• _Rows_:
#####

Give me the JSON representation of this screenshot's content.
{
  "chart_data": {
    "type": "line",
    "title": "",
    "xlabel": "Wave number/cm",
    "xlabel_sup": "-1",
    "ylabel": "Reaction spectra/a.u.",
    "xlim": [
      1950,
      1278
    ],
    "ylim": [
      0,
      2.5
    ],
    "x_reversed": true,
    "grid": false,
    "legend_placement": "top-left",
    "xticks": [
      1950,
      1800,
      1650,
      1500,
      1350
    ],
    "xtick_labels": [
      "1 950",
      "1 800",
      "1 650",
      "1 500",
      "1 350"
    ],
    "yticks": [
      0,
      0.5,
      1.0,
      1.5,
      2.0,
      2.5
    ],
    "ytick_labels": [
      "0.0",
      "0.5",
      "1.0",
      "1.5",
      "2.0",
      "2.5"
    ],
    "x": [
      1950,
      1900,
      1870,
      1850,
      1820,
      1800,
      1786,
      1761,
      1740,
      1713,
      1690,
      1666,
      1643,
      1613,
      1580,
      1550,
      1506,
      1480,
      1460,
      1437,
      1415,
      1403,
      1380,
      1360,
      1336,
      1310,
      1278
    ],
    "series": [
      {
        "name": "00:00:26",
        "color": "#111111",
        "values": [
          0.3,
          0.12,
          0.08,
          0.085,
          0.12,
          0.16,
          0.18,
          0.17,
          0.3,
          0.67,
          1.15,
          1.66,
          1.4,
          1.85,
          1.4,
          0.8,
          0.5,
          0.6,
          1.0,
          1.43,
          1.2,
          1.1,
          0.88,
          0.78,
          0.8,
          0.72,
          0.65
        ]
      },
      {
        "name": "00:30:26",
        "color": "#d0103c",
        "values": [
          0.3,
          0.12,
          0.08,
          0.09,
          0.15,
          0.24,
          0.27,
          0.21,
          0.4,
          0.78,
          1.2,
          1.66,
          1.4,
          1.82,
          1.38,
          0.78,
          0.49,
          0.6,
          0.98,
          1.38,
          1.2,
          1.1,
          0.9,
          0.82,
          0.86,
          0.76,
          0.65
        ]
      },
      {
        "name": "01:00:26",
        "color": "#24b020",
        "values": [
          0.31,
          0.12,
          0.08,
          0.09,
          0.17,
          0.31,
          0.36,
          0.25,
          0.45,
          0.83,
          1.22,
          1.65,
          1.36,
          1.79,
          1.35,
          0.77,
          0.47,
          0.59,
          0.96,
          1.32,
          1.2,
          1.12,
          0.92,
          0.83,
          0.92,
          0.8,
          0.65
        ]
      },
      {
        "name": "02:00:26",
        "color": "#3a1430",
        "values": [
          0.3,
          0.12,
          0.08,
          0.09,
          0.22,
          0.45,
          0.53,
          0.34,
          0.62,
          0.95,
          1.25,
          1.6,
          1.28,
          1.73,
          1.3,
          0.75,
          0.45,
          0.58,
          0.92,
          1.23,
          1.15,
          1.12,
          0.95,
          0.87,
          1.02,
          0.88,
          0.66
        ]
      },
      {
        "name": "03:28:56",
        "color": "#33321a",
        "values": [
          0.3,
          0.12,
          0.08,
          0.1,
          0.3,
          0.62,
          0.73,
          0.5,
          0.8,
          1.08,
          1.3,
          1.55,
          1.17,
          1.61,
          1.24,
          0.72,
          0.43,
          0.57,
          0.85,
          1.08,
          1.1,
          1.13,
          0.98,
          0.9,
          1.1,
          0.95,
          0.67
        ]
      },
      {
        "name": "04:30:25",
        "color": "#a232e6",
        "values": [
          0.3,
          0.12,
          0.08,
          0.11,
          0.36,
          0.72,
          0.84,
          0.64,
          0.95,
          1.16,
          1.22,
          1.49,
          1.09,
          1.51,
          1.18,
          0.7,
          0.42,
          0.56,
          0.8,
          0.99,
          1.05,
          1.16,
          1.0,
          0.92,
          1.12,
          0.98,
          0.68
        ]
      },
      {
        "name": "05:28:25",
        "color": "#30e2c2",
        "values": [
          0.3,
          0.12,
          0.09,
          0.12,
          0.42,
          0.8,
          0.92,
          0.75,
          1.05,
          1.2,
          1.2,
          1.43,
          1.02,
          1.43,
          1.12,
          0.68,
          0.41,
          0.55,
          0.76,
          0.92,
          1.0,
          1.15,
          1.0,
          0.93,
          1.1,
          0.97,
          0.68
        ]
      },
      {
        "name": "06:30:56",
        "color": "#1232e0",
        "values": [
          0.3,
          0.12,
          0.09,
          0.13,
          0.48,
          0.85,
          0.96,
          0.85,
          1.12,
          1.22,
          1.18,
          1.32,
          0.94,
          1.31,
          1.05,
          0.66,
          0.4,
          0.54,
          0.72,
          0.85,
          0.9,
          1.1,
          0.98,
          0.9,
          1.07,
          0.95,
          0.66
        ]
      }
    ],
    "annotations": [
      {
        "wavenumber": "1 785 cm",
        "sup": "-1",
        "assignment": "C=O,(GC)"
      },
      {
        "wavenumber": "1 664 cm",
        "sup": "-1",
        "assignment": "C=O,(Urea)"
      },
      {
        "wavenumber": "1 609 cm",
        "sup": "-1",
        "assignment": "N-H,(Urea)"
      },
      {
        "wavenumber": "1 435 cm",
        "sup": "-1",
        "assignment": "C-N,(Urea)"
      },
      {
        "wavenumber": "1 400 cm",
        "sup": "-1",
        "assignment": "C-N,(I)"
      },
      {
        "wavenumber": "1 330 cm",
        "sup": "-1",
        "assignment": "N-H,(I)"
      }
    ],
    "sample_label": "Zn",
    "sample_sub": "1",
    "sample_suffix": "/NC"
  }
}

#####

Write out the entries above once more, without altering anything.

Give me the JSON representation of this screenshot's content.
{
  "chart_data": {
    "type": "line",
    "title": "",
    "xlabel": "Wave number/cm",
    "xlabel_sup": "-1",
    "ylabel": "Reaction spectra/a.u.",
    "xlim": [
      1950,
      1278
    ],
    "ylim": [
      0,
      2.5
    ],
    "x_reversed": true,
    "grid": false,
    "legend_placement": "top-left",
    "xticks": [
      1950,
      1800,
      1650,
      1500,
      1350
    ],
    "xtick_labels": [
      "1 950",
      "1 800",
      "1 650",
      "1 500",
      "1 350"
    ],
    "yticks": [
      0,
      0.5,
      1.0,
      1.5,
      2.0,
      2.5
    ],
    "ytick_labels": [
      "0.0",
      "0.5",
      "1.0",
      "1.5",
      "2.0",
      "2.5"
    ],
    "x": [
      1950,
      1900,
      1870,
      1850,
      1820,
      1800,
      1786,
      1761,
      1740,
      1713,
      1690,
      1666,
      1643,
      1613,
      1580,
      1550,
      1506,
      1480,
      1460,
      1437,
      1415,
      1403,
      1380,
      1360,
      1336,
      1310,
      1278
    ],
    "series": [
      {
        "name": "00:00:26",
        "color": "#111111",
        "values": [
          0.3,
          0.12,
          0.08,
          0.085,
          0.12,
          0.16,
          0.18,
          0.17,
          0.3,
          0.67,
          1.15,
          1.66,
          1.4,
          1.85,
          1.4,
          0.8,
          0.5,
          0.6,
          1.0,
          1.43,
          1.2,
          1.1,
          0.88,
          0.78,
          0.8,
          0.72,
          0.65
        ]
      },
      {
        "name": "00:30:26",
        "color": "#d0103c",
        "values": [
          0.3,
          0.12,
          0.08,
          0.09,
          0.15,
          0.24,
          0.27,
          0.21,
          0.4,
          0.78,
          1.2,
          1.66,
          1.4,
          1.82,
          1.38,
          0.78,
          0.49,
          0.6,
          0.98,
          1.38,
          1.2,
          1.1,
          0.9,
          0.82,
          0.86,
          0.76,
          0.65
        ]
      },
      {
        "name": "01:00:26",
        "color": "#24b020",
        "values": [
          0.31,
          0.12,
          0.08,
          0.09,
          0.17,
          0.31,
          0.36,
          0.25,
          0.45,
          0.83,
          1.22,
          1.65,
          1.36,
          1.79,
          1.35,
          0.77,
          0.47,
          0.59,
          0.96,
          1.32,
          1.2,
          1.12,
          0.92,
          0.83,
          0.92,
          0.8,
          0.65
        ]
      },
      {
        "name": "02:00:26",
        "color": "#3a1430",
        "values": [
          0.3,
          0.12,
          0.08,
          0.09,
          0.22,
          0.45,
          0.53,
          0.34,
          0.62,
          0.95,
          1.25,
          1.6,
          1.28,
          1.73,
          1.3,
          0.75,
          0.45,
          0.58,
          0.92,
          1.23,
          1.15,
          1.12,
          0.95,
          0.87,
          1.02,
          0.88,
          0.66
        ]
      },
      {
        "name": "03:28:56",
        "color": "#33321a",
        "values": [
          0.3,
          0.12,
          0.08,
          0.1,
          0.3,
          0.62,
          0.73,
          0.5,
          0.8,
          1.08,
          1.3,
          1.55,
          1.17,
          1.61,
          1.24,
          0.72,
          0.43,
          0.57,
          0.85,
          1.08,
          1.1,
          1.13,
          0.98,
          0.9,
          1.1,
          0.95,
          0.67
        ]
      },
      {
        "name": "04:30:25",
        "color": "#a232e6",
        "values": [
          0.3,
          0.12,
          0.08,
          0.11,
          0.36,
          0.72,
          0.84,
          0.64,
          0.95,
          1.16,
          1.22,
          1.49,
          1.09,
          1.51,
          1.18,
          0.7,
          0.42,
          0.56,
          0.8,
          0.99,
          1.05,
          1.16,
          1.0,
          0.92,
          1.12,
          0.98,
          0.68
        ]
      },
      {
        "name": "05:28:25",
        "color": "#30e2c2",
        "values": [
          0.3,
          0.12,
          0.09,
          0.12,
          0.42,
          0.8,
          0.92,
          0.75,
          1.05,
          1.2,
          1.2,
          1.43,
          1.02,
          1.43,
          1.12,
          0.68,
          0.41,
          0.55,
          0.76,
          0.92,
          1.0,
          1.15,
          1.0,
          0.93,
          1.1,
          0.97,
          0.68
        ]
      },
      {
        "name": "06:30:56",
        "color": "#1232e0",
        "values": [
          0.3,
          0.12,
          0.09,
          0.13,
          0.48,
          0.85,
          0.96,
          0.85,
          1.12,
          1.22,
          1.18,
          1.32,
          0.94,
          1.31,
          1.05,
          0.66,
          0.4,
          0.54,
          0.72,
          0.85,
          0.9,
          1.1,
          0.98,
          0.9,
          1.07,
          0.95,
          0.66
        ]
      }
    ],
    "annotations": [
      {
        "wavenumber": "1 785 cm",
        "sup": "-1",
        "assignment": "C=O,(GC)"
      },
      {
        "wavenumber": "1 664 cm",
        "sup": "-1",
        "assignment": "C=O,(Urea)"
      },
      {
        "wavenumber": "1 609 cm",
        "sup": "-1",
        "assignment": "N-H,(Urea)"
      },
      {
        "wavenumber": "1 435 cm",
        "sup": "-1",
        "assignment": "C-N,(Urea)"
      },
      {
        "wavenumber": "1 400 cm",
        "sup": "-1",
        "assignment": "C-N,(I)"
      },
      {
        "wavenumber": "1 330 cm",
        "sup": "-1",
        "assignment": "N-H,(I)"
      }
    ],
    "sample_label": "Zn",
    "sample_sub": "1",
    "sample_suffix": "/NC"
  }
}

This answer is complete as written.